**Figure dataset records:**
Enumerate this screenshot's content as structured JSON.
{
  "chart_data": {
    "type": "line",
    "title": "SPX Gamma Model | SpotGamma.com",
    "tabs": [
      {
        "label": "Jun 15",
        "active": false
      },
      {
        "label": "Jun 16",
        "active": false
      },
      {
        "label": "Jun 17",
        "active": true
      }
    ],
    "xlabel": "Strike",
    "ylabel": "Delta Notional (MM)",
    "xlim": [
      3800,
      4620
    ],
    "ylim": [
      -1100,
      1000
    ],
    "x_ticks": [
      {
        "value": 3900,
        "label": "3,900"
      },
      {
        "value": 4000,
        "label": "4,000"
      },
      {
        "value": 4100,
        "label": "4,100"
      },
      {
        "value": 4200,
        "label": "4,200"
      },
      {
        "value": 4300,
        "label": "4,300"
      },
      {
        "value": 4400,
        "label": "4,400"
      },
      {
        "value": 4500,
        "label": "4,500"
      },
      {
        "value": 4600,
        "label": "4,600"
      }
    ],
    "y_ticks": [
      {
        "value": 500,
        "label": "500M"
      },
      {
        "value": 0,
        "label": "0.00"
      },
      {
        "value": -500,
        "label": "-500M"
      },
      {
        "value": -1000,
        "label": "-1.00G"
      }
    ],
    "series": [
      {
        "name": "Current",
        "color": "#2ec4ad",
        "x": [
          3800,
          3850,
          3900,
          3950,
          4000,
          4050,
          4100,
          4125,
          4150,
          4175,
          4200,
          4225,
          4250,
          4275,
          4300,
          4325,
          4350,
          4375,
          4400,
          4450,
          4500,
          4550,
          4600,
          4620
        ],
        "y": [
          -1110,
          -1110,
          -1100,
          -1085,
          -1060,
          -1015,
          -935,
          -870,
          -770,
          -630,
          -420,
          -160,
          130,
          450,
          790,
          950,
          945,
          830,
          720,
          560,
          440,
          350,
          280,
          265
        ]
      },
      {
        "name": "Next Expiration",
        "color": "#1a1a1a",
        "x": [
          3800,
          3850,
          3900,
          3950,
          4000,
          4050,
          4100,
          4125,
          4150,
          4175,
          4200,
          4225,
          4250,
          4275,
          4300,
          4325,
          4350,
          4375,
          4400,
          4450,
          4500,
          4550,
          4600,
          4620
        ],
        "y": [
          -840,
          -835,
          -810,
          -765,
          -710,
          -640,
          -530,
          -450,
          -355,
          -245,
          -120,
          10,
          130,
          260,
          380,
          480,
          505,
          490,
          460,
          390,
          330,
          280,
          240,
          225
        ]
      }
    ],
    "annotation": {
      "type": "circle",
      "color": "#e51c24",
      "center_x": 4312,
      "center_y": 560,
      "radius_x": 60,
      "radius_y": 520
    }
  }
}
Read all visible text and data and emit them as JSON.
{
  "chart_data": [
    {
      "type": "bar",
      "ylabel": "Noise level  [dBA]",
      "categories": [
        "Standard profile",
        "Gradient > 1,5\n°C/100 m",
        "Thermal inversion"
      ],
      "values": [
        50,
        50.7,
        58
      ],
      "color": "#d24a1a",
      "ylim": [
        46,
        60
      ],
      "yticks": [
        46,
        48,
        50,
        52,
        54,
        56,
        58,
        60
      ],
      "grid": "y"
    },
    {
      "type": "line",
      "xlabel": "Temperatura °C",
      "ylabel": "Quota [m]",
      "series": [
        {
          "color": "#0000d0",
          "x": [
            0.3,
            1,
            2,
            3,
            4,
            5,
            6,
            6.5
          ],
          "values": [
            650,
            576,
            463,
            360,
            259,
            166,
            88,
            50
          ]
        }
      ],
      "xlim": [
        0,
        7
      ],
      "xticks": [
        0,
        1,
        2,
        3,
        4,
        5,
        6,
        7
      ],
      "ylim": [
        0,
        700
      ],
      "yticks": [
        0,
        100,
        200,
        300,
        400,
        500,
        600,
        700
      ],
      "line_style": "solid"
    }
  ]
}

**REQUEST:**
Pick out each line above that includes "type" and show it.

**RESULT OF THIS TASK:**
    "type": "line",
      "type": "circle",
      "type": "bar",
      "type": "line",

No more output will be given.